» **Your goal**: Will you write out all the entries below exactly?

» **Entries provided**:
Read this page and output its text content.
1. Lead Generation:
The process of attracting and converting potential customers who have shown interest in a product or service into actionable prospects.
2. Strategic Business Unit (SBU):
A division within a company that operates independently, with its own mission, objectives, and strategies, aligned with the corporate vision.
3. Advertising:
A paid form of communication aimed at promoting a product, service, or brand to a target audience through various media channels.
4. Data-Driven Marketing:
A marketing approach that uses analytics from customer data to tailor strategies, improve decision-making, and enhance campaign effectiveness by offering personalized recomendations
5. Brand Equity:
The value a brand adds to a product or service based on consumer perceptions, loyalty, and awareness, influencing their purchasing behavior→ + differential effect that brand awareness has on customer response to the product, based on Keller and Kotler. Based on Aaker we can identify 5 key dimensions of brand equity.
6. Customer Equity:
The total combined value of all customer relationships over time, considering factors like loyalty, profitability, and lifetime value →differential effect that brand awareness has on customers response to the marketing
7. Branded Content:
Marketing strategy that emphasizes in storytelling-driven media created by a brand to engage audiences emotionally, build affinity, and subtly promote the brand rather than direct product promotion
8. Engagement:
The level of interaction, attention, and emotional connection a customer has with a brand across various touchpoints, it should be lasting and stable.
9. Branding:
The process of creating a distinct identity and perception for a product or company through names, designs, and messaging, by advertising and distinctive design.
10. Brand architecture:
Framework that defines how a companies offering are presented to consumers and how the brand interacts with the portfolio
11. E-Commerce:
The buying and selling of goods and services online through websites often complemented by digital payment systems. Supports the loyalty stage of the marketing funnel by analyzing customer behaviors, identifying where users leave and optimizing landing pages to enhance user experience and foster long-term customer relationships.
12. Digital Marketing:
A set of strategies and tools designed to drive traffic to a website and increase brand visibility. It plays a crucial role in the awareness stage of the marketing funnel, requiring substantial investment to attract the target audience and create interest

» **Answer to the exercise**:
Read this page and output its text content.
1. Lead Generation:
The process of attracting and converting potential customers who have shown interest in a product or service into actionable prospects.
2. Strategic Business Unit (SBU):
A division within a company that operates independently, with its own mission, objectives, and strategies, aligned with the corporate vision.
3. Advertising:
A paid form of communication aimed at promoting a product, service, or brand to a target audience through various media channels.
4. Data-Driven Marketing:
A marketing approach that uses analytics from customer data to tailor strategies, improve decision-making, and enhance campaign effectiveness by offering personalized recomendations
5. Brand Equity:
The value a brand adds to a product or service based on consumer perceptions, loyalty, and awareness, influencing their purchasing behavior→ + differential effect that brand awareness has on customer response to the product, based on Keller and Kotler. Based on Aaker we can identify 5 key dimensions of brand equity.
6. Customer Equity:
The total combined value of all customer relationships over time, considering factors like loyalty, profitability, and lifetime value →differential effect that brand awareness has on customers response to the marketing
7. Branded Content:
Marketing strategy that emphasizes in storytelling-driven media created by a brand to engage audiences emotionally, build affinity, and subtly promote the brand rather than direct product promotion
8. Engagement:
The level of interaction, attention, and emotional connection a customer has with a brand across various touchpoints, it should be lasting and stable.
9. Branding:
The process of creating a distinct identity and perception for a product or company through names, designs, and messaging, by advertising and distinctive design.
10. Brand architecture:
Framework that defines how a companies offering are presented to consumers and how the brand interacts with the portfolio
11. E-Commerce:
The buying and selling of goods and services online through websites often complemented by digital payment systems. Supports the loyalty stage of the marketing funnel by analyzing customer behaviors, identifying where users leave and optimizing landing pages to enhance user experience and foster long-term customer relationships.
12. Digital Marketing:
A set of strategies and tools designed to drive traffic to a website and increase brand visibility. It plays a crucial role in the awareness stage of the marketing funnel, requiring substantial investment to attract the target audience and create interest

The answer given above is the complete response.